# Directions
Copy out the lines that include the word "động".

#### Data to use

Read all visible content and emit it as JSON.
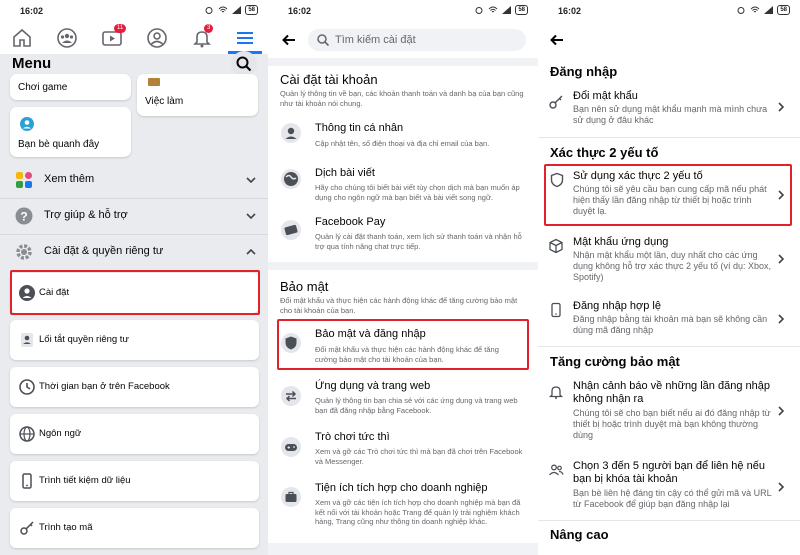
{
  "status": {
    "time": "16:02",
    "battery": "58"
  },
  "screen1": {
    "nav": {
      "video_badge": "11",
      "bell_badge": "3"
    },
    "title": "Menu",
    "cards": {
      "game": "Chơi game",
      "jobs": "Việc làm",
      "nearby": "Bạn bè quanh đây"
    },
    "rows": {
      "see_more": "Xem thêm",
      "help": "Trợ giúp & hỗ trợ",
      "settings_privacy": "Cài đặt & quyền riêng tư"
    },
    "settings_items": [
      "Cài đặt",
      "Lối tắt quyền riêng tư",
      "Thời gian bạn ở trên Facebook",
      "Ngôn ngữ",
      "Trình tiết kiệm dữ liệu",
      "Trình tạo mã"
    ]
  },
  "screen2": {
    "search_placeholder": "Tìm kiếm cài đặt",
    "account": {
      "title": "Cài đặt tài khoản",
      "subtitle": "Quản lý thông tin về bạn, các khoản thanh toán và danh bạ của bạn cũng như tài khoản nói chung.",
      "items": [
        {
          "title": "Thông tin cá nhân",
          "desc": "Cập nhật tên, số điện thoại và địa chỉ email của bạn."
        },
        {
          "title": "Dịch bài viết",
          "desc": "Hãy cho chúng tôi biết bài viết tùy chọn dịch mà bạn muốn áp dụng cho ngôn ngữ mà bạn biết và bài viết song ngữ."
        },
        {
          "title": "Facebook Pay",
          "desc": "Quản lý cài đặt thanh toán, xem lịch sử thanh toán và nhận hỗ trợ qua tính năng chat trực tiếp."
        }
      ]
    },
    "security": {
      "title": "Bảo mật",
      "subtitle": "Đổi mật khẩu và thực hiện các hành động khác để tăng cường bảo mật cho tài khoản của bạn.",
      "items": [
        {
          "title": "Bảo mật và đăng nhập",
          "desc": "Đổi mật khẩu và thực hiện các hành động khác để tăng cường bảo mật cho tài khoản của bạn."
        },
        {
          "title": "Ứng dụng và trang web",
          "desc": "Quản lý thông tin bạn chia sẻ với các ứng dụng và trang web bạn đã đăng nhập bằng Facebook."
        },
        {
          "title": "Trò chơi tức thì",
          "desc": "Xem và gỡ các Trò chơi tức thì mà bạn đã chơi trên Facebook và Messenger."
        },
        {
          "title": "Tiện ích tích hợp cho doanh nghiệp",
          "desc": "Xem và gỡ các tiện ích tích hợp cho doanh nghiệp mà bạn đã kết nối với tài khoản hoặc Trang để quản lý trải nghiệm khách hàng, Trang cũng như thông tin doanh nghiệp khác."
        }
      ]
    }
  },
  "screen3": {
    "login": {
      "title": "Đăng nhập",
      "items": [
        {
          "title": "Đổi mật khẩu",
          "desc": "Bạn nên sử dụng mật khẩu mạnh mà mình chưa sử dụng ở đâu khác"
        }
      ]
    },
    "twofa": {
      "title": "Xác thực 2 yếu tố",
      "items": [
        {
          "title": "Sử dụng xác thực 2 yếu tố",
          "desc": "Chúng tôi sẽ yêu cầu bạn cung cấp mã nếu phát hiện thấy lần đăng nhập từ thiết bị hoặc trình duyệt lạ."
        },
        {
          "title": "Mật khẩu ứng dụng",
          "desc": "Nhận mật khẩu một lần, duy nhất cho các ứng dụng không hỗ trợ xác thực 2 yếu tố (ví dụ: Xbox, Spotify)"
        },
        {
          "title": "Đăng nhập hợp lệ",
          "desc": "Đăng nhập bằng tài khoản mà bạn sẽ không cần dùng mã đăng nhập"
        }
      ]
    },
    "extra": {
      "title": "Tăng cường bảo mật",
      "items": [
        {
          "title": "Nhận cảnh báo về những lần đăng nhập không nhận ra",
          "desc": "Chúng tôi sẽ cho bạn biết nếu ai đó đăng nhập từ thiết bị hoặc trình duyệt mà bạn không thường dùng"
        },
        {
          "title": "Chọn 3 đến 5 người bạn để liên hệ nếu bạn bị khóa tài khoản",
          "desc": "Bạn bè liên hệ đáng tin cậy có thể gửi mã và URL từ Facebook để giúp bạn đăng nhập lại"
        }
      ]
    },
    "advanced": {
      "title": "Nâng cao"
    }
  },
  "colors": {
    "accent": "#1877f2",
    "highlight": "#e0222a",
    "badge": "#e41e3f"
  }
}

########

# Result of the exercise
      "subtitle": "Đổi mật khẩu và thực hiện các hành động khác để tăng cường bảo mật cho tài khoản của bạn.",
          "desc": "Đổi mật khẩu và thực hiện các hành động khác để tăng cường bảo mật cho tài khoản của bạn."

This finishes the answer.